**Request:** Can you reproduce the part of the listing that runs from its first line through the line containing "page-title: 设置 — [142, 10, 172, 27]", substituting "arrow-right-icon" for every "chevron-right-icon" and leaving everything else unchanged?

(Items from a dataset)
'''

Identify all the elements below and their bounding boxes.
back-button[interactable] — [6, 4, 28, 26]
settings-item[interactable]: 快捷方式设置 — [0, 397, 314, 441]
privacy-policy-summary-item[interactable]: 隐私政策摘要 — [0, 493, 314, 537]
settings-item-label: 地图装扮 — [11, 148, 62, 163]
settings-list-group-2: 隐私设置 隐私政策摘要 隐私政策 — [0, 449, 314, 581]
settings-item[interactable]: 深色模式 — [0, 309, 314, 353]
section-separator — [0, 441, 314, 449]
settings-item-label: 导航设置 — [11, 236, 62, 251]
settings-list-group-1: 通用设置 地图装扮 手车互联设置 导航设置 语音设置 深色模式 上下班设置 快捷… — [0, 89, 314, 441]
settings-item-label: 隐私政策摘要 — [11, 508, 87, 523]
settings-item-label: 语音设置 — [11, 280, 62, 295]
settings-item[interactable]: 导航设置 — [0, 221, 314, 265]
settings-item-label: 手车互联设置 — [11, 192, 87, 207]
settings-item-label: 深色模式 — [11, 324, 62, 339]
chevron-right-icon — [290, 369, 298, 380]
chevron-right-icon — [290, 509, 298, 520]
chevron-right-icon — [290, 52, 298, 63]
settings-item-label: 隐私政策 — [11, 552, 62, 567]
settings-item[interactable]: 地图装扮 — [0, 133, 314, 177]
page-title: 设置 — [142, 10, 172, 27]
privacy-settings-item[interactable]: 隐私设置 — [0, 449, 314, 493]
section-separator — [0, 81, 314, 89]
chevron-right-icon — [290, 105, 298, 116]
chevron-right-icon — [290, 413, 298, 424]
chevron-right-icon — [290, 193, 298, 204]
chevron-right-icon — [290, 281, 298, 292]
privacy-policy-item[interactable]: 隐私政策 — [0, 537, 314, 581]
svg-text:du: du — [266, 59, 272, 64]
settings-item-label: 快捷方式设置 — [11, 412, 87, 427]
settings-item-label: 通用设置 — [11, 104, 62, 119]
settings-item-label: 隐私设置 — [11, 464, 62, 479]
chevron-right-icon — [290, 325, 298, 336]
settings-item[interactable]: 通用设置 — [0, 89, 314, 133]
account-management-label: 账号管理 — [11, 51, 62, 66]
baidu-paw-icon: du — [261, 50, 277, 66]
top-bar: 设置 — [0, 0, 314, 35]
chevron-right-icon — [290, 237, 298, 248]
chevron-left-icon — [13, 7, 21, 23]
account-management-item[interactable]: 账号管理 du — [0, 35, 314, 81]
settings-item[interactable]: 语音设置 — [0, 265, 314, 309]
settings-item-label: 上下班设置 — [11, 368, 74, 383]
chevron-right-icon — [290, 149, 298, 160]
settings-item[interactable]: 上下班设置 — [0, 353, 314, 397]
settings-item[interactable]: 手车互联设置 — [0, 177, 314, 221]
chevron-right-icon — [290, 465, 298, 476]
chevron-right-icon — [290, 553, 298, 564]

'''

**Response:**
Identify all the elements below and their bounding boxes.
back-button[interactable] — [6, 4, 28, 26]
settings-item[interactable]: 快捷方式设置 — [0, 397, 314, 441]
privacy-policy-summary-item[interactable]: 隐私政策摘要 — [0, 493, 314, 537]
settings-item-label: 地图装扮 — [11, 148, 62, 163]
settings-list-group-2: 隐私设置 隐私政策摘要 隐私政策 — [0, 449, 314, 581]
settings-item[interactable]: 深色模式 — [0, 309, 314, 353]
section-separator — [0, 441, 314, 449]
settings-item-label: 导航设置 — [11, 236, 62, 251]
settings-list-group-1: 通用设置 地图装扮 手车互联设置 导航设置 语音设置 深色模式 上下班设置 快捷… — [0, 89, 314, 441]
settings-item-label: 隐私政策摘要 — [11, 508, 87, 523]
settings-item-label: 语音设置 — [11, 280, 62, 295]
settings-item[interactable]: 导航设置 — [0, 221, 314, 265]
settings-item-label: 手车互联设置 — [11, 192, 87, 207]
settings-item-label: 深色模式 — [11, 324, 62, 339]
arrow-right-icon — [290, 369, 298, 380]
arrow-right-icon — [290, 509, 298, 520]
arrow-right-icon — [290, 52, 298, 63]
settings-item-label: 隐私政策 — [11, 552, 62, 567]
settings-item[interactable]: 地图装扮 — [0, 133, 314, 177]
page-title: 设置 — [142, 10, 172, 27]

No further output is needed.